_WHAT IS BEING ASKED_. Every line below that includes "this" counts toward the total. Report that total alone.

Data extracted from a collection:
_ _ _ _ _ _ _

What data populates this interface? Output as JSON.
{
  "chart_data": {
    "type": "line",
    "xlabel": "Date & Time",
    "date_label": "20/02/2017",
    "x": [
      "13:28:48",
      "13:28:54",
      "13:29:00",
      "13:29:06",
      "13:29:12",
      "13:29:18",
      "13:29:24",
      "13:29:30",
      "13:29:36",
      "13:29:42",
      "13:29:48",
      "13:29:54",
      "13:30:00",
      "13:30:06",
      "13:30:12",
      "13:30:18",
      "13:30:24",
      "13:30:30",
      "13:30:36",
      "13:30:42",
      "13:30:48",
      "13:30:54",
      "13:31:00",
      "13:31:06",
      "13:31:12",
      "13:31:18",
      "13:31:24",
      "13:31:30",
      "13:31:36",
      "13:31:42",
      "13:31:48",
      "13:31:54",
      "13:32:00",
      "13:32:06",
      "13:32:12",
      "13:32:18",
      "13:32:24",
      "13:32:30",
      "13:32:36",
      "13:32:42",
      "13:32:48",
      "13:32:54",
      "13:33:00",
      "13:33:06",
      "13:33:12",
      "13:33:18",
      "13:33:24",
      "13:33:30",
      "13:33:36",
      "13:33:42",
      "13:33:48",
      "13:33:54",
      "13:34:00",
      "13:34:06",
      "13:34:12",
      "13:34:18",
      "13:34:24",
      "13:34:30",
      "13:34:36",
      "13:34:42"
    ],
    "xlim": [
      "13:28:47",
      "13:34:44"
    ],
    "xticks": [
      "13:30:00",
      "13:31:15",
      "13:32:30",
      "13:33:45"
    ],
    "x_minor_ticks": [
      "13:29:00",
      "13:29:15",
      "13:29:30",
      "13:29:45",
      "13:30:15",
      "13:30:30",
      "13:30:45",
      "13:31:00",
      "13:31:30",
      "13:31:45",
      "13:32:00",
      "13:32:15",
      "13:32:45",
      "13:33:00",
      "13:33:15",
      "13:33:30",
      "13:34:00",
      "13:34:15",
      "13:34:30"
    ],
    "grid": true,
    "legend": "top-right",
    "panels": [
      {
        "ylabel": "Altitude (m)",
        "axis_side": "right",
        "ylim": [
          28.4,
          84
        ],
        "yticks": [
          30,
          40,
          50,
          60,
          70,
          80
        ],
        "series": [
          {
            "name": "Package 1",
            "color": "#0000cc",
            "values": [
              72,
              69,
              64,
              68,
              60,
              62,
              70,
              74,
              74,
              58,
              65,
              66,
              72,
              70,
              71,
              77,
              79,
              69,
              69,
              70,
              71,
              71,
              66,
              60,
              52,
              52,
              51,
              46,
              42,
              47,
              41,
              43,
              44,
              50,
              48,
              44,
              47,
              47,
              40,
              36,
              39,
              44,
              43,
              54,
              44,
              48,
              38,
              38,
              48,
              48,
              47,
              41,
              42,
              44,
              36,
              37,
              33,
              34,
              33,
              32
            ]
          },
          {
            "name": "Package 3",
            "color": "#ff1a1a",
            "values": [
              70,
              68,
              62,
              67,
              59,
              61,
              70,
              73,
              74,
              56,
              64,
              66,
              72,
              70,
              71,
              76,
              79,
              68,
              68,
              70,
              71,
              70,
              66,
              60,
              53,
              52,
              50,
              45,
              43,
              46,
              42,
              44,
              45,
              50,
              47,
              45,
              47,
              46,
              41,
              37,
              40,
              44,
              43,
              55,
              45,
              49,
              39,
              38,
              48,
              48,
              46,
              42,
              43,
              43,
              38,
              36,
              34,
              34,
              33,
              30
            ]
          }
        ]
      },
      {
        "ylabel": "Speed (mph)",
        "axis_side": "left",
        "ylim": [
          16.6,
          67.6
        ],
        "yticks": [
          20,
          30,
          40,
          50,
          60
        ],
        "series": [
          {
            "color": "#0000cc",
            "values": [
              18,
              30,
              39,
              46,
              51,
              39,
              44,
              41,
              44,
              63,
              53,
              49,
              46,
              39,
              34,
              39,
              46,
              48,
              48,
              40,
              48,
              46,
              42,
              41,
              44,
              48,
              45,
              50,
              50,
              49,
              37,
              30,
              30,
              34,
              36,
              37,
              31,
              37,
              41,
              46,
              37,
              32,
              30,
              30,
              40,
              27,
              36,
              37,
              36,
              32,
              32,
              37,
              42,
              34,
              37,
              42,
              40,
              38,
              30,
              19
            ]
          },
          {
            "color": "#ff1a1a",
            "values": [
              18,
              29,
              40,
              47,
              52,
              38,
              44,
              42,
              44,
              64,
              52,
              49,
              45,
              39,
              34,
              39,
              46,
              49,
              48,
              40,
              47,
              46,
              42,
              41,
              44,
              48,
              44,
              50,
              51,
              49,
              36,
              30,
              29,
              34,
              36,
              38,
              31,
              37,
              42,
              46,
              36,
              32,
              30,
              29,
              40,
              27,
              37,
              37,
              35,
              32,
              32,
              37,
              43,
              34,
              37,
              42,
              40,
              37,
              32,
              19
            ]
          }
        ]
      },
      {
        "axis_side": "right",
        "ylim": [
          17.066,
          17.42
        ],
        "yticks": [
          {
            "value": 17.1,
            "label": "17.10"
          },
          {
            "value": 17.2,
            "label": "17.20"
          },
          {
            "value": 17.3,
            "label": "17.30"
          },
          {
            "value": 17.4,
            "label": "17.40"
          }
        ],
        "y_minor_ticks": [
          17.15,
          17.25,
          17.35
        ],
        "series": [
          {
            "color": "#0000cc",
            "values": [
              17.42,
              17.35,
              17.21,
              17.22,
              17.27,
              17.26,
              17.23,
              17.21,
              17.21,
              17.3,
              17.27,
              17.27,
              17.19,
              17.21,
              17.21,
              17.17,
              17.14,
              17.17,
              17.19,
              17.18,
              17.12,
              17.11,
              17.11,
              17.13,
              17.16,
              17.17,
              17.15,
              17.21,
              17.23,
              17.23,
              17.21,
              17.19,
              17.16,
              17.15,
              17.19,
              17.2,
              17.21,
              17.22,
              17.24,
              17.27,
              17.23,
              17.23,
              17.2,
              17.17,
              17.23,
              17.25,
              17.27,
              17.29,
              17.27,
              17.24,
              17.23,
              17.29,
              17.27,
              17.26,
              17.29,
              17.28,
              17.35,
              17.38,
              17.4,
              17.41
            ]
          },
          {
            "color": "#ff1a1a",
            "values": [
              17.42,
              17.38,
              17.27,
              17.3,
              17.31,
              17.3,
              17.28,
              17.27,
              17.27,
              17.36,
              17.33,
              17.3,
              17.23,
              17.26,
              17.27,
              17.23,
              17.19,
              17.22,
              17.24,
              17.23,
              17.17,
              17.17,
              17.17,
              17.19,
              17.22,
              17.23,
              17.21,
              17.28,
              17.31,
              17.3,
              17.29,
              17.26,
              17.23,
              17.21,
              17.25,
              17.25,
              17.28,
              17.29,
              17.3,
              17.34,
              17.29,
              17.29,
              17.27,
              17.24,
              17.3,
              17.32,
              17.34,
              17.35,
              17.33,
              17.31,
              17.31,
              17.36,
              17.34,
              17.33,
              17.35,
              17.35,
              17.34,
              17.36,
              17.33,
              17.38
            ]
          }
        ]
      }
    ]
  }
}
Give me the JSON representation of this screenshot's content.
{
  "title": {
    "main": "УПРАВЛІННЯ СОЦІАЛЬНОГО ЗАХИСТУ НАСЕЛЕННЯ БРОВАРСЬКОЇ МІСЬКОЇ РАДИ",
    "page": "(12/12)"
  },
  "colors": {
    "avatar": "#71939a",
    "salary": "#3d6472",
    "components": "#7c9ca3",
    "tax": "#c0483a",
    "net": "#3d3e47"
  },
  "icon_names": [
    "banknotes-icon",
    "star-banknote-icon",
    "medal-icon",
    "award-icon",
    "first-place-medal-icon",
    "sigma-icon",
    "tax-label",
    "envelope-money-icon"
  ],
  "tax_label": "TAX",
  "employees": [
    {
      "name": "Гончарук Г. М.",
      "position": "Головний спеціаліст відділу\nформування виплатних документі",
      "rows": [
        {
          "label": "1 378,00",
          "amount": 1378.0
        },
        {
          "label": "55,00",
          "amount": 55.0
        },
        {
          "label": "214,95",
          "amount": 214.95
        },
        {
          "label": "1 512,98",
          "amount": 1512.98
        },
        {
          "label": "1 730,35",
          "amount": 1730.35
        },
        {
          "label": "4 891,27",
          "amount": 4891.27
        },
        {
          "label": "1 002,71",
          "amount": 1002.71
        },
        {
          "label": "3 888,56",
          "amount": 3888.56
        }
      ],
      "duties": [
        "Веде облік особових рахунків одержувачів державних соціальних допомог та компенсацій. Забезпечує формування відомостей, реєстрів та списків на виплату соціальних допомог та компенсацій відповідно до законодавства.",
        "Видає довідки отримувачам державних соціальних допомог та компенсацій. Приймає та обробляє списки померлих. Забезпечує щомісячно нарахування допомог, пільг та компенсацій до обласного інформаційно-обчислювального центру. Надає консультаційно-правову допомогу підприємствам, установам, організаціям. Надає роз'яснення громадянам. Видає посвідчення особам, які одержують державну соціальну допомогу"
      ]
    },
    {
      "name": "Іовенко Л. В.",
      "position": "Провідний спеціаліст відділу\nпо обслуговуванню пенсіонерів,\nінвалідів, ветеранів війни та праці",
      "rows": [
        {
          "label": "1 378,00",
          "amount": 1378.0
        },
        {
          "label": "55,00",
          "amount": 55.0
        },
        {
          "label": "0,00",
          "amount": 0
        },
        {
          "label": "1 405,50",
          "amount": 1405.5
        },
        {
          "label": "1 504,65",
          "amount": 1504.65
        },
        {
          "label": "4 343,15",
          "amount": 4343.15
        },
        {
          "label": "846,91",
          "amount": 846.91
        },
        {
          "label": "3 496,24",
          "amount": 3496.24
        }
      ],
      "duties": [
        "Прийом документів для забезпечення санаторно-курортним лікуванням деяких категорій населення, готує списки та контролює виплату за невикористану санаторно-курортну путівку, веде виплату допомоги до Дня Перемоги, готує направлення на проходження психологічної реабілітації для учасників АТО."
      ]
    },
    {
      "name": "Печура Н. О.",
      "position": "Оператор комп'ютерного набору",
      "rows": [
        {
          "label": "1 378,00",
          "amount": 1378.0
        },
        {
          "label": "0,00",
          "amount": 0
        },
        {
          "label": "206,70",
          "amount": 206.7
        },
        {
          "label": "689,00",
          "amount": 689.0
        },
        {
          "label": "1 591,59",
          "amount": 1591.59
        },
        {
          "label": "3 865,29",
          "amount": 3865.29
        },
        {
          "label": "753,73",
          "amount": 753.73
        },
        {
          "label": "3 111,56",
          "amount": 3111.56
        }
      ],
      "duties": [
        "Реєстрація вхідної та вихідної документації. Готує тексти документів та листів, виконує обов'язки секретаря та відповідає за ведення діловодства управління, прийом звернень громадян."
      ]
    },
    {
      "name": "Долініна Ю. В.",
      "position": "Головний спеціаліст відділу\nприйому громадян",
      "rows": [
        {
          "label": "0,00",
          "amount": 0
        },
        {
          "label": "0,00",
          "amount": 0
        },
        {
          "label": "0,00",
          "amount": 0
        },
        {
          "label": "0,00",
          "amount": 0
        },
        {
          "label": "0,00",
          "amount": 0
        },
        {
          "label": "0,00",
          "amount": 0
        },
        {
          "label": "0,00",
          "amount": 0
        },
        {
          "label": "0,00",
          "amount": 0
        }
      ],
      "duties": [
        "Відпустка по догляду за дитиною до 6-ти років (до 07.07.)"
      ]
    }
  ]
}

_ _ _ _ _ _ _

_FINISHED TASK_. 2